··· Record set ···
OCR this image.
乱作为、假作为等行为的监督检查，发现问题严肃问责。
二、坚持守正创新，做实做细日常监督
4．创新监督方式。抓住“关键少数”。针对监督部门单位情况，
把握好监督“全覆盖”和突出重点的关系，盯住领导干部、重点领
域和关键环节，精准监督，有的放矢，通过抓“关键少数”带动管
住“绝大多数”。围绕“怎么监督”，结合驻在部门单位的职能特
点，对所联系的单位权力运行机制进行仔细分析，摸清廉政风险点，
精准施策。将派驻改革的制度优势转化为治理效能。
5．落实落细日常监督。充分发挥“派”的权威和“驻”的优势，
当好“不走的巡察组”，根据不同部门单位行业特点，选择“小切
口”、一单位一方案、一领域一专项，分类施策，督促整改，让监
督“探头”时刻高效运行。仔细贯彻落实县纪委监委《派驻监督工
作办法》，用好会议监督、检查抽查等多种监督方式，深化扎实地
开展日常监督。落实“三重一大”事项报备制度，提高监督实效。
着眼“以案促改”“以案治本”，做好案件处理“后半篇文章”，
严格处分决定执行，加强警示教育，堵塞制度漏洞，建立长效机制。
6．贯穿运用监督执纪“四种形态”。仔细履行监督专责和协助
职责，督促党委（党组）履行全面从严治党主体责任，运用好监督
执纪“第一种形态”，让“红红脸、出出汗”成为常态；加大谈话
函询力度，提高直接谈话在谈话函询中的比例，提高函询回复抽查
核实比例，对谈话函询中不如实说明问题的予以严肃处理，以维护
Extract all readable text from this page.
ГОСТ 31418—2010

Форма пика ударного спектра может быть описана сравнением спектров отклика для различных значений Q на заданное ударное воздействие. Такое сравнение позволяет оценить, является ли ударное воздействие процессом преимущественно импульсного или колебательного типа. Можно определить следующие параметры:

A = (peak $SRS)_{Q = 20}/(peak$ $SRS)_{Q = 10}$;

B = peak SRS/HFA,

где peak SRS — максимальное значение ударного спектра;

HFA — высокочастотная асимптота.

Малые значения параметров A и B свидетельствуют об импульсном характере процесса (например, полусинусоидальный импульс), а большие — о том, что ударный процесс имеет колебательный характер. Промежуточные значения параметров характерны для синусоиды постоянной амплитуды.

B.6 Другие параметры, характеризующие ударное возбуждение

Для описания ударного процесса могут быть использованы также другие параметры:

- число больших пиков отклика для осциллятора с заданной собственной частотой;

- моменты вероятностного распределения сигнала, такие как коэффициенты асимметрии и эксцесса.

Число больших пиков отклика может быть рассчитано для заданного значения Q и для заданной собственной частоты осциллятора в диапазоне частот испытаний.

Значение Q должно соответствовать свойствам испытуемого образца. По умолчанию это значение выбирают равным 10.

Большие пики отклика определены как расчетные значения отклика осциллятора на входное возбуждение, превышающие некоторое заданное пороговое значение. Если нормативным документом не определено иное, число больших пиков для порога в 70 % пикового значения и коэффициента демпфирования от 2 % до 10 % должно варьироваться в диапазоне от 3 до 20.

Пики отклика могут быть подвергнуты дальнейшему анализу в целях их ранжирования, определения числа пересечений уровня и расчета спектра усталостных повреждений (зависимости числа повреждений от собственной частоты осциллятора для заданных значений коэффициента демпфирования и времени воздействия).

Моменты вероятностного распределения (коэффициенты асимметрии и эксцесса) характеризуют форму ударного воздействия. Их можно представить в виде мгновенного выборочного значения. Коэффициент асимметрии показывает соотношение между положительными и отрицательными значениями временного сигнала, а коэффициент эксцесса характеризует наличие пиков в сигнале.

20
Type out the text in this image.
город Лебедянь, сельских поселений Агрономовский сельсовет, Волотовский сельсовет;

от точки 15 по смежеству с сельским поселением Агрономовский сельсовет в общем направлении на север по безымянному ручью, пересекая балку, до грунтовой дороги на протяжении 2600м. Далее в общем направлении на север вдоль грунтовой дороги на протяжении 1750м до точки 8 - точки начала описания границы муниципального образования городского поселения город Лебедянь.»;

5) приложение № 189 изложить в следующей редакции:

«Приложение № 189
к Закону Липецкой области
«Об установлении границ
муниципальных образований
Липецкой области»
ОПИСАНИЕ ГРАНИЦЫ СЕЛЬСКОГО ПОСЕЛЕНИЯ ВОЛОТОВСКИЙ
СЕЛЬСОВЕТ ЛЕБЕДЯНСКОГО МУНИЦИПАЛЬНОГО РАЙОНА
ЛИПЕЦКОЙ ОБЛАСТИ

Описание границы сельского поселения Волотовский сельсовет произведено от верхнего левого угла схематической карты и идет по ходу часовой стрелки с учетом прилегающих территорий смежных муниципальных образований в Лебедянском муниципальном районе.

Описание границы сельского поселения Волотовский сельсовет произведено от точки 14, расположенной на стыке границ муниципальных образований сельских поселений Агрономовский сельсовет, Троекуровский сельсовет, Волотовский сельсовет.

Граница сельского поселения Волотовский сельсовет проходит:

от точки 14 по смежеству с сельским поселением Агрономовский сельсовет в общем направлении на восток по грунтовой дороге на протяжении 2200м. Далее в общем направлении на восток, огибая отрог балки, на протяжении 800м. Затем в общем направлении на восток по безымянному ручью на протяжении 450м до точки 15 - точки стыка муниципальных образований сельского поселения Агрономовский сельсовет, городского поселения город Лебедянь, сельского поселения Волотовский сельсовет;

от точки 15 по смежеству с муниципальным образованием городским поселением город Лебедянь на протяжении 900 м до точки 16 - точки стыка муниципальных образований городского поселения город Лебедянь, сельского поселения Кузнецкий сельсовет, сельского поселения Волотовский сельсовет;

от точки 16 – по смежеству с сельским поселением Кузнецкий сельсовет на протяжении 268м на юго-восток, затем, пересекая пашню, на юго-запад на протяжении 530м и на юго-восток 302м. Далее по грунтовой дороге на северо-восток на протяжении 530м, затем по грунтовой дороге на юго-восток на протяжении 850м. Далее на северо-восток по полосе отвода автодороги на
···
◆ Task directions ◆
Show every line from the listing above in which the string "демпфирования" appears.

◆ Output of the task ◆
Большие пики отклика определены как расчетные значения отклика осциллятора на входное возбуждение, превышающие некоторое заданное пороговое значение. Если нормативным документом не определено иное, число больших пиков для порога в 70 % пикового значения и коэффициента демпфирования от 2 % до 10 % должно варьироваться в диапазоне от 3 до 20.
Пики отклика могут быть подвергнуты дальнейшему анализу в целях их ранжирования, определения числа пересечений уровня и расчета спектра усталостных повреждений (зависимости числа повреждений от собственной частоты осциллятора для заданных значений коэффициента демпфирования и времени воздействия).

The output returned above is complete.